## [PROBLEM TO WORK ON]
Repeat the listing in full. Nothing may be added or left out.

•••

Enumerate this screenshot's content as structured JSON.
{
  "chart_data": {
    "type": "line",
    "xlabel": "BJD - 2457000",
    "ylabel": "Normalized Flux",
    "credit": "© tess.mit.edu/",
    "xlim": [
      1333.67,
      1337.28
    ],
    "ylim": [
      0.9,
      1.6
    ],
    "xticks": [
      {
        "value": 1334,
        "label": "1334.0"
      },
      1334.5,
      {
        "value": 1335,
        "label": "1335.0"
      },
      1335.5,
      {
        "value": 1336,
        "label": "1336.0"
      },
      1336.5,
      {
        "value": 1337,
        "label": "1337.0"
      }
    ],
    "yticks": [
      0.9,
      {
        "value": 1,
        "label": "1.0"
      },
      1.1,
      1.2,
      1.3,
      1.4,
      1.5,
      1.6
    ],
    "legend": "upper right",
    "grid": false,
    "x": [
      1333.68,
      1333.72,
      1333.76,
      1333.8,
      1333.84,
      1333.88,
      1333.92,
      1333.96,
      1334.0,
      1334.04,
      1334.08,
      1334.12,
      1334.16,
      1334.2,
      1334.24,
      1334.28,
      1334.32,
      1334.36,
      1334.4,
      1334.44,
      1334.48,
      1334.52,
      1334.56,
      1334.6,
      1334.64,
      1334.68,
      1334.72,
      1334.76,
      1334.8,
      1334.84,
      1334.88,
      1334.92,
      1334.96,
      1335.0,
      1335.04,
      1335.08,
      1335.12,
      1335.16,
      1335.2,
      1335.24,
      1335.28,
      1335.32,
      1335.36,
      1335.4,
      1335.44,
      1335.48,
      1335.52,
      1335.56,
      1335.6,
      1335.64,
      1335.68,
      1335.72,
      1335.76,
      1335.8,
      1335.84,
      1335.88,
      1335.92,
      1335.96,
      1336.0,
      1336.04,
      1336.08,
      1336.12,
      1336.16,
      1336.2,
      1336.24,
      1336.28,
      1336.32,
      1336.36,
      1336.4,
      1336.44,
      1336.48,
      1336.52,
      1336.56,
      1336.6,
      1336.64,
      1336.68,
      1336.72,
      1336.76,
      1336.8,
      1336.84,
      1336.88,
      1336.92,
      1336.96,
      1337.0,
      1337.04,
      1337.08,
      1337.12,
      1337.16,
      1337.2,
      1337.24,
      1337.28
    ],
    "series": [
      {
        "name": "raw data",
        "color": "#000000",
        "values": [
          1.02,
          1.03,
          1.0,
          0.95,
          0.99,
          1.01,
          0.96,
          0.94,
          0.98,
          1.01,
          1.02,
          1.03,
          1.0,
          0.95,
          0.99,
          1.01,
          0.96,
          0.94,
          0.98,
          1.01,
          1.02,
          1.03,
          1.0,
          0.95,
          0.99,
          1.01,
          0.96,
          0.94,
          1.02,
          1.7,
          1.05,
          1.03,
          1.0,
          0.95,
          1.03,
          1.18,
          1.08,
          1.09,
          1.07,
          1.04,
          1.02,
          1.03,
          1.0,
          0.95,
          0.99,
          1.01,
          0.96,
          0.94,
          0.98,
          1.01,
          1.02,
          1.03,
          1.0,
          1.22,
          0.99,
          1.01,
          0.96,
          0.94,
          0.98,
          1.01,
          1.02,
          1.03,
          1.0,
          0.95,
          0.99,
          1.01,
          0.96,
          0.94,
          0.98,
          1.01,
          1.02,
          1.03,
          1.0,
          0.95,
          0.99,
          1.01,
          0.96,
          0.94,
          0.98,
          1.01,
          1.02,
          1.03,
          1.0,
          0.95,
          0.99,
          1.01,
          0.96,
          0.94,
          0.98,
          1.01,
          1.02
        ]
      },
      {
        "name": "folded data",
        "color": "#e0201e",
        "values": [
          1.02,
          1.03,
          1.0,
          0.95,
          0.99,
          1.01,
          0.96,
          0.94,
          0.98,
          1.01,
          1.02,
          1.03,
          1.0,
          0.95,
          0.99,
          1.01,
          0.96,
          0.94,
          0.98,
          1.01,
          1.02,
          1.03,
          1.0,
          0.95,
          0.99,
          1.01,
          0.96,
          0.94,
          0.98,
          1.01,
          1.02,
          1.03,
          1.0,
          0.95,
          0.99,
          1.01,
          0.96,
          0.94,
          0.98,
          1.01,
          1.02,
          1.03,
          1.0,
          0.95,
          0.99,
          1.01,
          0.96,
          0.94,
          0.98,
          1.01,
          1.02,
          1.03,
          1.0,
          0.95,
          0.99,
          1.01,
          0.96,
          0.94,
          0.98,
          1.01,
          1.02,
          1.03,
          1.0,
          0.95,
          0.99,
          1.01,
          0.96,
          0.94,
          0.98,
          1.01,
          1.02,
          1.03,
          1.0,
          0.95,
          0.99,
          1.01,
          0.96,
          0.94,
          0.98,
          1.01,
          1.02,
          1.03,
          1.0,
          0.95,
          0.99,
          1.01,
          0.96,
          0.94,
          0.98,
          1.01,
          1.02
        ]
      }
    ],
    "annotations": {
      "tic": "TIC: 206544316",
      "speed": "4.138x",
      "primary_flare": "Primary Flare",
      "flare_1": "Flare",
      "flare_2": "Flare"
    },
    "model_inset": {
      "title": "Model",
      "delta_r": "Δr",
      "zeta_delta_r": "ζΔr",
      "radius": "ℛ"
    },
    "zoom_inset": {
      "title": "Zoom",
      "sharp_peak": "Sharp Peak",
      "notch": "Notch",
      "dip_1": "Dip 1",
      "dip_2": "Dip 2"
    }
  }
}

•••

## [RIGHT ANSWER]
Enumerate this screenshot's content as structured JSON.
{
  "chart_data": {
    "type": "line",
    "xlabel": "BJD - 2457000",
    "ylabel": "Normalized Flux",
    "credit": "© tess.mit.edu/",
    "xlim": [
      1333.67,
      1337.28
    ],
    "ylim": [
      0.9,
      1.6
    ],
    "xticks": [
      {
        "value": 1334,
        "label": "1334.0"
      },
      1334.5,
      {
        "value": 1335,
        "label": "1335.0"
      },
      1335.5,
      {
        "value": 1336,
        "label": "1336.0"
      },
      1336.5,
      {
        "value": 1337,
        "label": "1337.0"
      }
    ],
    "yticks": [
      0.9,
      {
        "value": 1,
        "label": "1.0"
      },
      1.1,
      1.2,
      1.3,
      1.4,
      1.5,
      1.6
    ],
    "legend": "upper right",
    "grid": false,
    "x": [
      1333.68,
      1333.72,
      1333.76,
      1333.8,
      1333.84,
      1333.88,
      1333.92,
      1333.96,
      1334.0,
      1334.04,
      1334.08,
      1334.12,
      1334.16,
      1334.2,
      1334.24,
      1334.28,
      1334.32,
      1334.36,
      1334.4,
      1334.44,
      1334.48,
      1334.52,
      1334.56,
      1334.6,
      1334.64,
      1334.68,
      1334.72,
      1334.76,
      1334.8,
      1334.84,
      1334.88,
      1334.92,
      1334.96,
      1335.0,
      1335.04,
      1335.08,
      1335.12,
      1335.16,
      1335.2,
      1335.24,
      1335.28,
      1335.32,
      1335.36,
      1335.4,
      1335.44,
      1335.48,
      1335.52,
      1335.56,
      1335.6,
      1335.64,
      1335.68,
      1335.72,
      1335.76,
      1335.8,
      1335.84,
      1335.88,
      1335.92,
      1335.96,
      1336.0,
      1336.04,
      1336.08,
      1336.12,
      1336.16,
      1336.2,
      1336.24,
      1336.28,
      1336.32,
      1336.36,
      1336.4,
      1336.44,
      1336.48,
      1336.52,
      1336.56,
      1336.6,
      1336.64,
      1336.68,
      1336.72,
      1336.76,
      1336.8,
      1336.84,
      1336.88,
      1336.92,
      1336.96,
      1337.0,
      1337.04,
      1337.08,
      1337.12,
      1337.16,
      1337.2,
      1337.24,
      1337.28
    ],
    "series": [
      {
        "name": "raw data",
        "color": "#000000",
        "values": [
          1.02,
          1.03,
          1.0,
          0.95,
          0.99,
          1.01,
          0.96,
          0.94,
          0.98,
          1.01,
          1.02,
          1.03,
          1.0,
          0.95,
          0.99,
          1.01,
          0.96,
          0.94,
          0.98,
          1.01,
          1.02,
          1.03,
          1.0,
          0.95,
          0.99,
          1.01,
          0.96,
          0.94,
          1.02,
          1.7,
          1.05,
          1.03,
          1.0,
          0.95,
          1.03,
          1.18,
          1.08,
          1.09,
          1.07,
          1.04,
          1.02,
          1.03,
          1.0,
          0.95,
          0.99,
          1.01,
          0.96,
          0.94,
          0.98,
          1.01,
          1.02,
          1.03,
          1.0,
          1.22,
          0.99,
          1.01,
          0.96,
          0.94,
          0.98,
          1.01,
          1.02,
          1.03,
          1.0,
          0.95,
          0.99,
          1.01,
          0.96,
          0.94,
          0.98,
          1.01,
          1.02,
          1.03,
          1.0,
          0.95,
          0.99,
          1.01,
          0.96,
          0.94,
          0.98,
          1.01,
          1.02,
          1.03,
          1.0,
          0.95,
          0.99,
          1.01,
          0.96,
          0.94,
          0.98,
          1.01,
          1.02
        ]
      },
      {
        "name": "folded data",
        "color": "#e0201e",
        "values": [
          1.02,
          1.03,
          1.0,
          0.95,
          0.99,
          1.01,
          0.96,
          0.94,
          0.98,
          1.01,
          1.02,
          1.03,
          1.0,
          0.95,
          0.99,
          1.01,
          0.96,
          0.94,
          0.98,
          1.01,
          1.02,
          1.03,
          1.0,
          0.95,
          0.99,
          1.01,
          0.96,
          0.94,
          0.98,
          1.01,
          1.02,
          1.03,
          1.0,
          0.95,
          0.99,
          1.01,
          0.96,
          0.94,
          0.98,
          1.01,
          1.02,
          1.03,
          1.0,
          0.95,
          0.99,
          1.01,
          0.96,
          0.94,
          0.98,
          1.01,
          1.02,
          1.03,
          1.0,
          0.95,
          0.99,
          1.01,
          0.96,
          0.94,
          0.98,
          1.01,
          1.02,
          1.03,
          1.0,
          0.95,
          0.99,
          1.01,
          0.96,
          0.94,
          0.98,
          1.01,
          1.02,
          1.03,
          1.0,
          0.95,
          0.99,
          1.01,
          0.96,
          0.94,
          0.98,
          1.01,
          1.02,
          1.03,
          1.0,
          0.95,
          0.99,
          1.01,
          0.96,
          0.94,
          0.98,
          1.01,
          1.02
        ]
      }
    ],
    "annotations": {
      "tic": "TIC: 206544316",
      "speed": "4.138x",
      "primary_flare": "Primary Flare",
      "flare_1": "Flare",
      "flare_2": "Flare"
    },
    "model_inset": {
      "title": "Model",
      "delta_r": "Δr",
      "zeta_delta_r": "ζΔr",
      "radius": "ℛ"
    },
    "zoom_inset": {
      "title": "Zoom",
      "sharp_peak": "Sharp Peak",
      "notch": "Notch",
      "dip_1": "Dip 1",
      "dip_2": "Dip 2"
    }
  }
}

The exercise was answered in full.